Records for processing —
══════

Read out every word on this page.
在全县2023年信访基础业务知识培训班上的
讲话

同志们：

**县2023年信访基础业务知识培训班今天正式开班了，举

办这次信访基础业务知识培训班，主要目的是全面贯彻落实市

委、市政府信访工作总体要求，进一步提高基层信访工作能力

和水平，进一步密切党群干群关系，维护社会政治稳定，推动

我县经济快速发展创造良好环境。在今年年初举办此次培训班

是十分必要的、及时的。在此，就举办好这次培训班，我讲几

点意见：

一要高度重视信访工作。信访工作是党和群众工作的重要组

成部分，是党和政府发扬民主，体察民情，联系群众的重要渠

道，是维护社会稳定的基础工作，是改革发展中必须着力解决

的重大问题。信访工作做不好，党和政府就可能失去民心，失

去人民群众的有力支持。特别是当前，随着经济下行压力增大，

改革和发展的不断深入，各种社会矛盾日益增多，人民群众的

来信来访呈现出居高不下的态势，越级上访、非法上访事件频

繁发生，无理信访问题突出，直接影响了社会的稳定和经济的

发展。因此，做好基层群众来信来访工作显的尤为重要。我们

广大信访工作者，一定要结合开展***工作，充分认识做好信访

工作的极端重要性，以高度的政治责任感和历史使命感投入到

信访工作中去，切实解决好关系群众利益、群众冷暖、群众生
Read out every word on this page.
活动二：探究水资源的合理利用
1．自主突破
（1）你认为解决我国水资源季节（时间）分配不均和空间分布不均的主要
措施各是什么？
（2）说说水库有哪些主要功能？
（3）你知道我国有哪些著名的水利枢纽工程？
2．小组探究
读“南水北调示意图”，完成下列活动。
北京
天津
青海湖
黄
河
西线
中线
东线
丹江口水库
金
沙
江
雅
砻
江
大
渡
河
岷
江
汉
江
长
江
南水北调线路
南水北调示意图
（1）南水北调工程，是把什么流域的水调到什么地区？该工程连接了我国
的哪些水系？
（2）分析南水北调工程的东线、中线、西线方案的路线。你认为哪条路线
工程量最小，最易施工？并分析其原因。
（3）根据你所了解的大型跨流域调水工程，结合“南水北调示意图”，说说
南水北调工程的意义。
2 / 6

══════

Task details —
Copy out each record, keeping every word as it is.

Reply to the exercise —
Read out every word on this page.
在全县2023年信访基础业务知识培训班上的
讲话

同志们：

**县2023年信访基础业务知识培训班今天正式开班了，举

办这次信访基础业务知识培训班，主要目的是全面贯彻落实市

委、市政府信访工作总体要求，进一步提高基层信访工作能力

和水平，进一步密切党群干群关系，维护社会政治稳定，推动

我县经济快速发展创造良好环境。在今年年初举办此次培训班

是十分必要的、及时的。在此，就举办好这次培训班，我讲几

点意见：

一要高度重视信访工作。信访工作是党和群众工作的重要组

成部分，是党和政府发扬民主，体察民情，联系群众的重要渠

道，是维护社会稳定的基础工作，是改革发展中必须着力解决

的重大问题。信访工作做不好，党和政府就可能失去民心，失

去人民群众的有力支持。特别是当前，随着经济下行压力增大，

改革和发展的不断深入，各种社会矛盾日益增多，人民群众的

来信来访呈现出居高不下的态势，越级上访、非法上访事件频

繁发生，无理信访问题突出，直接影响了社会的稳定和经济的

发展。因此，做好基层群众来信来访工作显的尤为重要。我们

广大信访工作者，一定要结合开展***工作，充分认识做好信访

工作的极端重要性，以高度的政治责任感和历史使命感投入到

信访工作中去，切实解决好关系群众利益、群众冷暖、群众生
Read out every word on this page.
活动二：探究水资源的合理利用
1．自主突破
（1）你认为解决我国水资源季节（时间）分配不均和空间分布不均的主要
措施各是什么？
（2）说说水库有哪些主要功能？
（3）你知道我国有哪些著名的水利枢纽工程？
2．小组探究
读“南水北调示意图”，完成下列活动。
北京
天津
青海湖
黄
河
西线
中线
东线
丹江口水库
金
沙
江
雅
砻
江
大
渡
河
岷
江
汉
江
长
江
南水北调线路
南水北调示意图
（1）南水北调工程，是把什么流域的水调到什么地区？该工程连接了我国
的哪些水系？
（2）分析南水北调工程的东线、中线、西线方案的路线。你认为哪条路线
工程量最小，最易施工？并分析其原因。
（3）根据你所了解的大型跨流域调水工程，结合“南水北调示意图”，说说
南水北调工程的意义。
2 / 6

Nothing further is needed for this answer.